What this task involves » The listing below must be repeated word for word, with its images excluded.

Records shown »
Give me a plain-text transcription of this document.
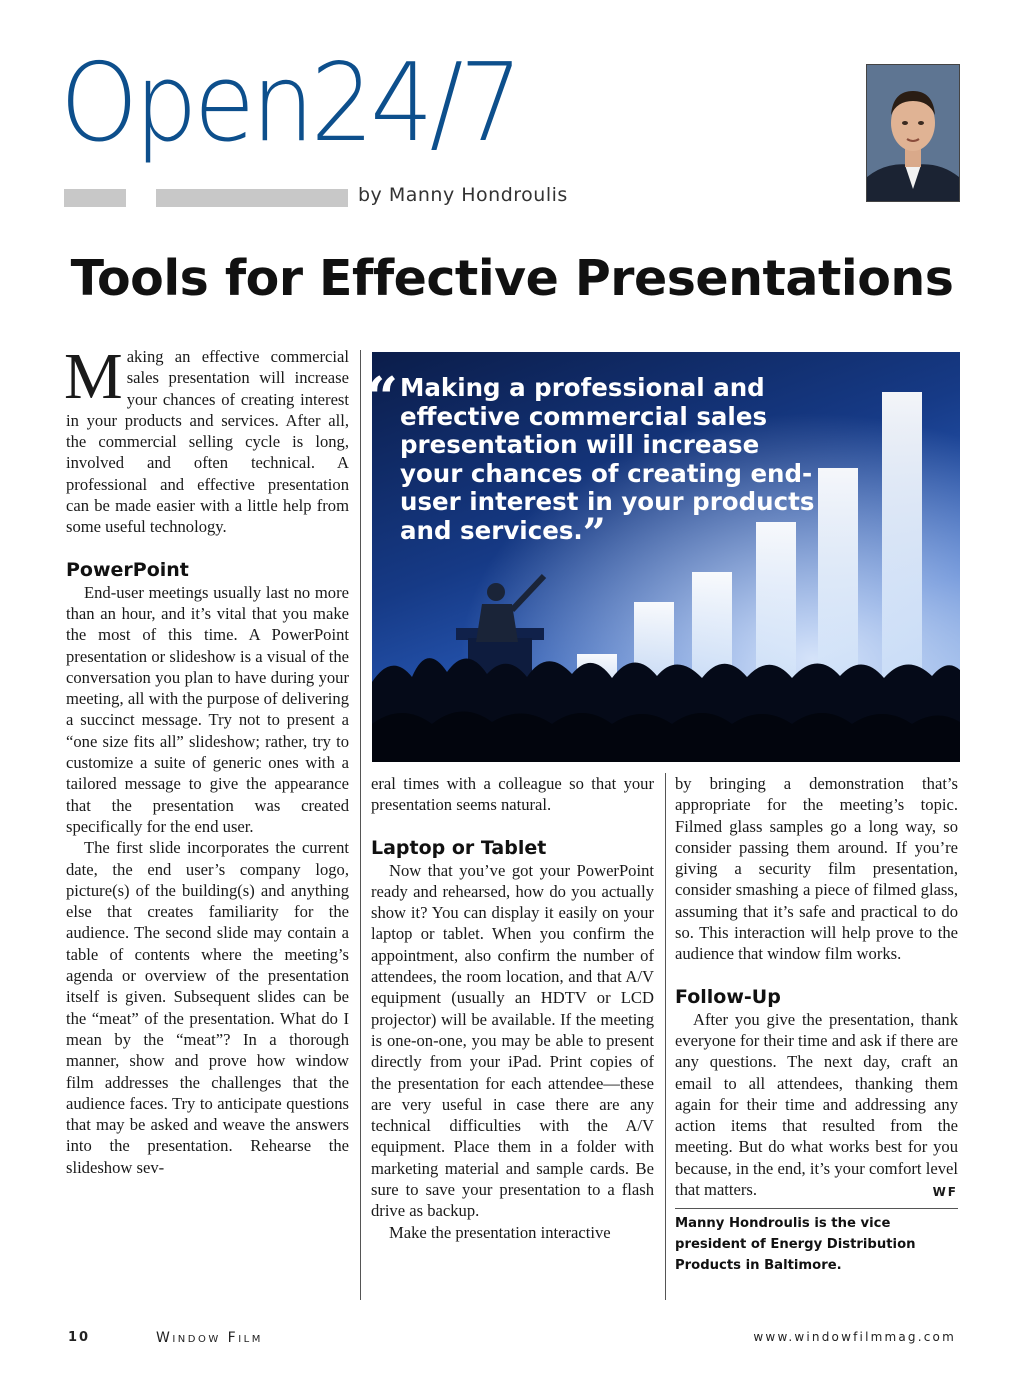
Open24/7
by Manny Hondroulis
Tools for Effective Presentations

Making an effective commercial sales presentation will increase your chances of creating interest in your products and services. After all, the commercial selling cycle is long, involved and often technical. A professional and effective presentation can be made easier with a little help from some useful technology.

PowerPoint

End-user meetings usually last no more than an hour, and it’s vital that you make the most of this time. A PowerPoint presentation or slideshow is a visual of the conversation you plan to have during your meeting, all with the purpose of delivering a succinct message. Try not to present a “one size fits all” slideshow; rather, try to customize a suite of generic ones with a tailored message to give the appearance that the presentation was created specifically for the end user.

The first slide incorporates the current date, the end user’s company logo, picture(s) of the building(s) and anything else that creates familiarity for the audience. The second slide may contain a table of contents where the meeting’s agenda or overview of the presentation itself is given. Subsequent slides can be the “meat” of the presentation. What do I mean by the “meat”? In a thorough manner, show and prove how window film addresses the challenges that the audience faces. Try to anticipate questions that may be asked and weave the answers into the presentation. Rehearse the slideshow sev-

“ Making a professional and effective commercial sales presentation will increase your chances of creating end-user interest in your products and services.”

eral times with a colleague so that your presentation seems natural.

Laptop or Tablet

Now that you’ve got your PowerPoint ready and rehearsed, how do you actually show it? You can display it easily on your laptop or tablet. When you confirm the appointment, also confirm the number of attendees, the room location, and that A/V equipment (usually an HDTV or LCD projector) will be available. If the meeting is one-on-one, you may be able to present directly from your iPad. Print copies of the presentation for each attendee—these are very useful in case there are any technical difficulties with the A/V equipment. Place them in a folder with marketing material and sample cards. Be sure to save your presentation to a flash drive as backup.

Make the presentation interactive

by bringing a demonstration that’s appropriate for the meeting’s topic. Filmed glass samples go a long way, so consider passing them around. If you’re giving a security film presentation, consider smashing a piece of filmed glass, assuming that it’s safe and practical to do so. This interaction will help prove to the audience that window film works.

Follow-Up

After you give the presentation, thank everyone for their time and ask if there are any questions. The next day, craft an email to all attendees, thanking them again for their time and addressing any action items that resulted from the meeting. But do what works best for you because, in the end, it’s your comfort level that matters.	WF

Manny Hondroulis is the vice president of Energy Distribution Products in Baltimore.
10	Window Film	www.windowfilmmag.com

Correct output »
Give me a plain-text transcription of this document.
Open24/7
by Manny Hondroulis
Tools for Effective Presentations

Making an effective commercial sales presentation will increase your chances of creating interest in your products and services. After all, the commercial selling cycle is long, involved and often technical. A professional and effective presentation can be made easier with a little help from some useful technology.

PowerPoint

End-user meetings usually last no more than an hour, and it’s vital that you make the most of this time. A PowerPoint presentation or slideshow is a visual of the conversation you plan to have during your meeting, all with the purpose of delivering a succinct message. Try not to present a “one size fits all” slideshow; rather, try to customize a suite of generic ones with a tailored message to give the appearance that the presentation was created specifically for the end user.

The first slide incorporates the current date, the end user’s company logo, picture(s) of the building(s) and anything else that creates familiarity for the audience. The second slide may contain a table of contents where the meeting’s agenda or overview of the presentation itself is given. Subsequent slides can be the “meat” of the presentation. What do I mean by the “meat”? In a thorough manner, show and prove how window film addresses the challenges that the audience faces. Try to anticipate questions that may be asked and weave the answers into the presentation. Rehearse the slideshow sev-

“ Making a professional and effective commercial sales presentation will increase your chances of creating end-user interest in your products and services.”

eral times with a colleague so that your presentation seems natural.

Laptop or Tablet

Now that you’ve got your PowerPoint ready and rehearsed, how do you actually show it? You can display it easily on your laptop or tablet. When you confirm the appointment, also confirm the number of attendees, the room location, and that A/V equipment (usually an HDTV or LCD projector) will be available. If the meeting is one-on-one, you may be able to present directly from your iPad. Print copies of the presentation for each attendee—these are very useful in case there are any technical difficulties with the A/V equipment. Place them in a folder with marketing material and sample cards. Be sure to save your presentation to a flash drive as backup.

Make the presentation interactive

by bringing a demonstration that’s appropriate for the meeting’s topic. Filmed glass samples go a long way, so consider passing them around. If you’re giving a security film presentation, consider smashing a piece of filmed glass, assuming that it’s safe and practical to do so. This interaction will help prove to the audience that window film works.

Follow-Up

After you give the presentation, thank everyone for their time and ask if there are any questions. The next day, craft an email to all attendees, thanking them again for their time and addressing any action items that resulted from the meeting. But do what works best for you because, in the end, it’s your comfort level that matters.	WF

Manny Hondroulis is the vice president of Energy Distribution Products in Baltimore.
10	Window Film	www.windowfilmmag.com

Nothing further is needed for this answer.